Job: Quote every line of the material beneath this one.

[Stored data entries]
[Begin]
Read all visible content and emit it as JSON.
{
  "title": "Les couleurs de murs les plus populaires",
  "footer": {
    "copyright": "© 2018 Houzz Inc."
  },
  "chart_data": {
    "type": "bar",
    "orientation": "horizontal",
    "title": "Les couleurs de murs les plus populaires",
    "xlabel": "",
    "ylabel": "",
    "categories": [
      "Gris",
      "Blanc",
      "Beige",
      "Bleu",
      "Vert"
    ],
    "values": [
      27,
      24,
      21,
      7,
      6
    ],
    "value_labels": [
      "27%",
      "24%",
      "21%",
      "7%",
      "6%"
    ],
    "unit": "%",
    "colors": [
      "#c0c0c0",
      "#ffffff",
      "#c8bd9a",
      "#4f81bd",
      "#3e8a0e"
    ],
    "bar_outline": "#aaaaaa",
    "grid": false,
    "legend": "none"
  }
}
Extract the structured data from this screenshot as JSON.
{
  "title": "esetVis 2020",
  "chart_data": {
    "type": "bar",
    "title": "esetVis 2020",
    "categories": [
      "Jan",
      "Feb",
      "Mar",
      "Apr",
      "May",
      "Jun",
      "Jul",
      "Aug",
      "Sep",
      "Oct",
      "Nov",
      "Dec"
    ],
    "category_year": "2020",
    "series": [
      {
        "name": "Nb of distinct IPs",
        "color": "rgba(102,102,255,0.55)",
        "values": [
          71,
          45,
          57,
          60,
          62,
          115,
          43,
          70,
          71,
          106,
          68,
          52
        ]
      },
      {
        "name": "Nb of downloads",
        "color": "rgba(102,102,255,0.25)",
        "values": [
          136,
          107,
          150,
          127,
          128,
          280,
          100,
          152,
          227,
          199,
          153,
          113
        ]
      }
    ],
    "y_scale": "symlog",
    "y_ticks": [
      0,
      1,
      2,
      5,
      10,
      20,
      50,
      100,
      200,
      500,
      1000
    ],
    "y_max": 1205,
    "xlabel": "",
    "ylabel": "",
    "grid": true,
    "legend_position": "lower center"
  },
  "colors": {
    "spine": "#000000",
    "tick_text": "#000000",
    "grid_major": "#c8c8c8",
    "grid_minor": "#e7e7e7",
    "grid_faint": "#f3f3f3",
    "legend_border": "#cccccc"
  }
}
[End]
Correct output:
Read all visible content and emit it as JSON.
{
  "title": "Les couleurs de murs les plus populaires",
  "footer": {
    "copyright": "© 2018 Houzz Inc."
  },
  "chart_data": {
    "type": "bar",
    "orientation": "horizontal",
    "title": "Les couleurs de murs les plus populaires",
    "xlabel": "",
    "ylabel": "",
    "categories": [
      "Gris",
      "Blanc",
      "Beige",
      "Bleu",
      "Vert"
    ],
    "values": [
      27,
      24,
      21,
      7,
      6
    ],
    "value_labels": [
      "27%",
      "24%",
      "21%",
      "7%",
      "6%"
    ],
    "unit": "%",
    "colors": [
      "#c0c0c0",
      "#ffffff",
      "#c8bd9a",
      "#4f81bd",
      "#3e8a0e"
    ],
    "bar_outline": "#aaaaaa",
    "grid": false,
    "legend": "none"
  }
}
Extract the structured data from this screenshot as JSON.
{
  "title": "esetVis 2020",
  "chart_data": {
    "type": "bar",
    "title": "esetVis 2020",
    "categories": [
      "Jan",
      "Feb",
      "Mar",
      "Apr",
      "May",
      "Jun",
      "Jul",
      "Aug",
      "Sep",
      "Oct",
      "Nov",
      "Dec"
    ],
    "category_year": "2020",
    "series": [
      {
        "name": "Nb of distinct IPs",
        "color": "rgba(102,102,255,0.55)",
        "values": [
          71,
          45,
          57,
          60,
          62,
          115,
          43,
          70,
          71,
          106,
          68,
          52
        ]
      },
      {
        "name": "Nb of downloads",
        "color": "rgba(102,102,255,0.25)",
        "values": [
          136,
          107,
          150,
          127,
          128,
          280,
          100,
          152,
          227,
          199,
          153,
          113
        ]
      }
    ],
    "y_scale": "symlog",
    "y_ticks": [
      0,
      1,
      2,
      5,
      10,
      20,
      50,
      100,
      200,
      500,
      1000
    ],
    "y_max": 1205,
    "xlabel": "",
    "ylabel": "",
    "grid": true,
    "legend_position": "lower center"
  },
  "colors": {
    "spine": "#000000",
    "tick_text": "#000000",
    "grid_major": "#c8c8c8",
    "grid_minor": "#e7e7e7",
    "grid_faint": "#f3f3f3",
    "legend_border": "#cccccc"
  }
}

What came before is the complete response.